___ Given information
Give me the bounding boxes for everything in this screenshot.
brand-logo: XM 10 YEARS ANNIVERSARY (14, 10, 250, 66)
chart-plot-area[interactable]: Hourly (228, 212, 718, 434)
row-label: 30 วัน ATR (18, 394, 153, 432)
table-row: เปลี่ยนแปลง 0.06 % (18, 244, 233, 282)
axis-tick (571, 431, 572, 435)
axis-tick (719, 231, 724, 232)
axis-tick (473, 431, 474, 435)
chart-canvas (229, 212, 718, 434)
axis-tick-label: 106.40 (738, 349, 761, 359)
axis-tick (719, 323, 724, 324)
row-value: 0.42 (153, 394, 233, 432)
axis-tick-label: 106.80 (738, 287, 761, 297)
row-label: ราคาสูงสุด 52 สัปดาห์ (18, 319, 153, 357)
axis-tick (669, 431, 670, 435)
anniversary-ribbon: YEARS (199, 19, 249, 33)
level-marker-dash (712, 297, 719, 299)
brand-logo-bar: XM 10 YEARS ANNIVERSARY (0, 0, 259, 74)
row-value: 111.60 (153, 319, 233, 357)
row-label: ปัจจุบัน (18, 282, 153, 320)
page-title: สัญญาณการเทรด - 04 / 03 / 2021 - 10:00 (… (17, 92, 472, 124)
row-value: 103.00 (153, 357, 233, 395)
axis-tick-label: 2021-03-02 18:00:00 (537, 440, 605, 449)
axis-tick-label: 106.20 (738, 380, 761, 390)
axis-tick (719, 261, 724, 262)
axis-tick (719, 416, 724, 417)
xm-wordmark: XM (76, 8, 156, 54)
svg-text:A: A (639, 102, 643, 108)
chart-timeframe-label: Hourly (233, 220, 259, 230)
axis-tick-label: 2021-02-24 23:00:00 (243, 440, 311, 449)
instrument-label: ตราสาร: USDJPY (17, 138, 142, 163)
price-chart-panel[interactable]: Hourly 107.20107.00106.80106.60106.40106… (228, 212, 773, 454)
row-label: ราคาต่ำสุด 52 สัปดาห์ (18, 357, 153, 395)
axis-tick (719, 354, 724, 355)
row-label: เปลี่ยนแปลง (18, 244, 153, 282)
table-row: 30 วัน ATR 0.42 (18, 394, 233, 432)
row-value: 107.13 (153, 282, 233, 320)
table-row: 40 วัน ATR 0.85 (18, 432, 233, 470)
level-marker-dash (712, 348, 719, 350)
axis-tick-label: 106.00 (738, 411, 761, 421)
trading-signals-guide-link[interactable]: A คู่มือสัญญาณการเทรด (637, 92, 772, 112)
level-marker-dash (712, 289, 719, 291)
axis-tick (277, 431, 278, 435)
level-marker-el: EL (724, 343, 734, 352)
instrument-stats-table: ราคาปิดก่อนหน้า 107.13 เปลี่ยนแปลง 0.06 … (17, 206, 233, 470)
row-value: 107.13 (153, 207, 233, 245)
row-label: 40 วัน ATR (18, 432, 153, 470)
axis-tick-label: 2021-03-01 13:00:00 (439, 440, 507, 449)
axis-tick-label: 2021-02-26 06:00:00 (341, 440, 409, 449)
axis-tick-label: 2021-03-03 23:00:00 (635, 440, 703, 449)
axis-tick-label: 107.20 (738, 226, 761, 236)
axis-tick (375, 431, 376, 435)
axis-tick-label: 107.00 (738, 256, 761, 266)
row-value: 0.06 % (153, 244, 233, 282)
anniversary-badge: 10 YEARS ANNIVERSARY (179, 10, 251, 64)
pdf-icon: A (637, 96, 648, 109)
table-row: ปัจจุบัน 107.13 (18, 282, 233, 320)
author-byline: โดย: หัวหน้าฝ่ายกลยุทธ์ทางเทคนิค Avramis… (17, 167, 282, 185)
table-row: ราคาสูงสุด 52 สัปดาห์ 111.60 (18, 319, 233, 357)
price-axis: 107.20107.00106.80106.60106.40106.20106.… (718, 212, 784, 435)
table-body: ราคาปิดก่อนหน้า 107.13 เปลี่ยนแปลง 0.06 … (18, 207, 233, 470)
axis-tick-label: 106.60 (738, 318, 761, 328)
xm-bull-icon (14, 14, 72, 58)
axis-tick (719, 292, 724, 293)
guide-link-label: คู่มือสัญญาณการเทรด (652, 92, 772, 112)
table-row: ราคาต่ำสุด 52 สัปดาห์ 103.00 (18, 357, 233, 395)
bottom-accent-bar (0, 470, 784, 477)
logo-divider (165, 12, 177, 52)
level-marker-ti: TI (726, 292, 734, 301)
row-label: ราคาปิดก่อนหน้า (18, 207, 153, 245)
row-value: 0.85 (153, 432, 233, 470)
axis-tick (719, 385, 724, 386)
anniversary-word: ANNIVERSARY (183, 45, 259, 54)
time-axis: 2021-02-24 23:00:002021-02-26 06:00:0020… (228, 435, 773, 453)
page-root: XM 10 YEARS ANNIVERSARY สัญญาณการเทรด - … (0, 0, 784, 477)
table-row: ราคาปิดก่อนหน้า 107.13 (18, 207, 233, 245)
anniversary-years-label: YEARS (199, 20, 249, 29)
______
• What is asked: Could you repeat the material above verbatim, from its first line through the line containing "axis-tick-label: 106.00 (738, 411, 761, 421)", including both of those lines?

• The result:
Give me the bounding boxes for everything in this screenshot.
brand-logo: XM 10 YEARS ANNIVERSARY (14, 10, 250, 66)
chart-plot-area[interactable]: Hourly (228, 212, 718, 434)
row-label: 30 วัน ATR (18, 394, 153, 432)
table-row: เปลี่ยนแปลง 0.06 % (18, 244, 233, 282)
axis-tick (571, 431, 572, 435)
axis-tick (719, 231, 724, 232)
axis-tick (473, 431, 474, 435)
chart-canvas (229, 212, 718, 434)
axis-tick-label: 106.40 (738, 349, 761, 359)
axis-tick (719, 323, 724, 324)
row-value: 0.42 (153, 394, 233, 432)
axis-tick-label: 106.80 (738, 287, 761, 297)
row-label: ราคาสูงสุด 52 สัปดาห์ (18, 319, 153, 357)
axis-tick (669, 431, 670, 435)
anniversary-ribbon: YEARS (199, 19, 249, 33)
level-marker-dash (712, 297, 719, 299)
brand-logo-bar: XM 10 YEARS ANNIVERSARY (0, 0, 259, 74)
row-value: 111.60 (153, 319, 233, 357)
row-label: ปัจจุบัน (18, 282, 153, 320)
page-title: สัญญาณการเทรด - 04 / 03 / 2021 - 10:00 (… (17, 92, 472, 124)
row-value: 103.00 (153, 357, 233, 395)
axis-tick-label: 2021-03-02 18:00:00 (537, 440, 605, 449)
axis-tick-label: 106.20 (738, 380, 761, 390)
axis-tick (719, 261, 724, 262)
axis-tick (719, 416, 724, 417)
xm-wordmark: XM (76, 8, 156, 54)
svg-text:A: A (639, 102, 643, 108)
chart-timeframe-label: Hourly (233, 220, 259, 230)
axis-tick-label: 2021-02-24 23:00:00 (243, 440, 311, 449)
instrument-label: ตราสาร: USDJPY (17, 138, 142, 163)
price-chart-panel[interactable]: Hourly 107.20107.00106.80106.60106.40106… (228, 212, 773, 454)
row-label: ราคาต่ำสุด 52 สัปดาห์ (18, 357, 153, 395)
axis-tick (719, 354, 724, 355)
row-label: เปลี่ยนแปลง (18, 244, 153, 282)
table-row: 30 วัน ATR 0.42 (18, 394, 233, 432)
row-value: 107.13 (153, 282, 233, 320)
table-row: 40 วัน ATR 0.85 (18, 432, 233, 470)
level-marker-dash (712, 348, 719, 350)
axis-tick-label: 106.00 (738, 411, 761, 421)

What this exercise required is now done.